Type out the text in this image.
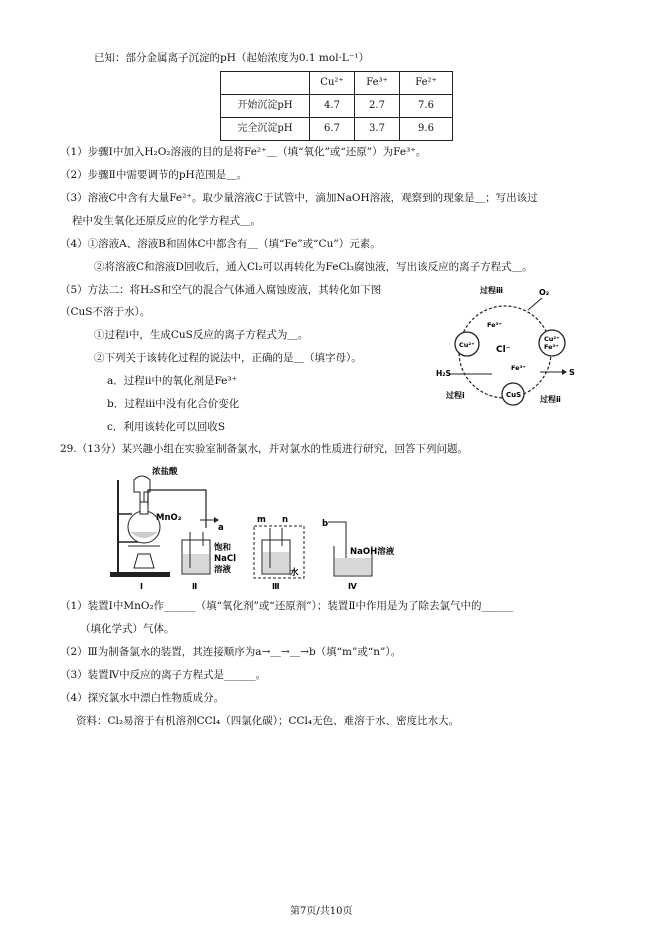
已知：部分金属离子沉淀的pH（起始浓度为0.1 mol·L⁻¹）
	Cu²⁺	Fe³⁺	Fe²⁺
开始沉淀pH	4.7	2.7	7.6
完全沉淀pH	6.7	3.7	9.6
（1）步骤Ⅰ中加入H₂O₂溶液的目的是将Fe²⁺＿（填“氧化”或“还原”）为Fe³⁺。
（2）步骤Ⅱ中需要调节的pH范围是＿。
（3）溶液C中含有大量Fe²⁺。取少量溶液C于试管中，滴加NaOH溶液，观察到的现象是＿；写出该过
程中发生氧化还原反应的化学方程式＿。
（4）①溶液A、溶液B和固体C中都含有＿（填“Fe”或“Cu”）元素。
②将溶液C和溶液D回收后，通入Cl₂可以再转化为FeCl₃腐蚀液，写出该反应的离子方程式＿。
（5）方法二：将H₂S和空气的混合气体通入腐蚀废液，其转化如下图
（CuS不溶于水）。
①过程ⅰ中，生成CuS反应的离子方程式为＿。
②下列关于该转化过程的说法中，正确的是＿（填字母）。
a．过程ⅱ中的氧化剂是Fe³⁺
b．过程ⅲ中没有化合价变化
c．利用该转化可以回收S
过程ⅲ	O₂
Fe³⁺
Cu²⁺ Cl⁻
Cu²⁺
Fe²⁺
H₂S
Fe³⁺	S
过程ⅰ	CuS 过程ⅱ
29.（13分）某兴趣小组在实验室制备氯水，并对氯水的性质进行研究，回答下列问题。
浓盐酸
MnO₂
a
m n	b
饱和
NaCl
溶液	水
NaOH溶液
Ⅰ	Ⅱ	Ⅲ	Ⅳ
（1）装置Ⅰ中MnO₂作______（填“氧化剂”或“还原剂”）；装置Ⅱ中作用是为了除去氯气中的______
（填化学式）气体。
（2）Ⅲ为制备氯水的装置，其连接顺序为a→＿→＿→b（填“m”或“n”）。
（3）装置Ⅳ中反应的离子方程式是______。
（4）探究氯水中漂白性物质成分。
资料：Cl₂易溶于有机溶剂CCl₄（四氯化碳）；CCl₄无色、难溶于水、密度比水大。
第7页/共10页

INSTRUCTIONS FOR THE TASK
Output the lines above in full and exactly as given, omitting any pictures.

EXERCISE ANSWER
Type out the text in this image.
已知：部分金属离子沉淀的pH（起始浓度为0.1 mol·L⁻¹）
	Cu²⁺	Fe³⁺	Fe²⁺
开始沉淀pH	4.7	2.7	7.6
完全沉淀pH	6.7	3.7	9.6
（1）步骤Ⅰ中加入H₂O₂溶液的目的是将Fe²⁺＿（填“氧化”或“还原”）为Fe³⁺。
（2）步骤Ⅱ中需要调节的pH范围是＿。
（3）溶液C中含有大量Fe²⁺。取少量溶液C于试管中，滴加NaOH溶液，观察到的现象是＿；写出该过
程中发生氧化还原反应的化学方程式＿。
（4）①溶液A、溶液B和固体C中都含有＿（填“Fe”或“Cu”）元素。
②将溶液C和溶液D回收后，通入Cl₂可以再转化为FeCl₃腐蚀液，写出该反应的离子方程式＿。
（5）方法二：将H₂S和空气的混合气体通入腐蚀废液，其转化如下图
（CuS不溶于水）。
①过程ⅰ中，生成CuS反应的离子方程式为＿。
②下列关于该转化过程的说法中，正确的是＿（填字母）。
a．过程ⅱ中的氧化剂是Fe³⁺
b．过程ⅲ中没有化合价变化
c．利用该转化可以回收S
过程ⅲ	O₂
Fe³⁺
Cu²⁺ Cl⁻
Cu²⁺
Fe²⁺
H₂S
Fe³⁺	S
过程ⅰ	CuS 过程ⅱ
29.（13分）某兴趣小组在实验室制备氯水，并对氯水的性质进行研究，回答下列问题。
浓盐酸
MnO₂
a
m n	b
饱和
NaCl
溶液	水
NaOH溶液
Ⅰ	Ⅱ	Ⅲ	Ⅳ
（1）装置Ⅰ中MnO₂作______（填“氧化剂”或“还原剂”）；装置Ⅱ中作用是为了除去氯气中的______
（填化学式）气体。
（2）Ⅲ为制备氯水的装置，其连接顺序为a→＿→＿→b（填“m”或“n”）。
（3）装置Ⅳ中反应的离子方程式是______。
（4）探究氯水中漂白性物质成分。
资料：Cl₂易溶于有机溶剂CCl₄（四氯化碳）；CCl₄无色、难溶于水、密度比水大。
第7页/共10页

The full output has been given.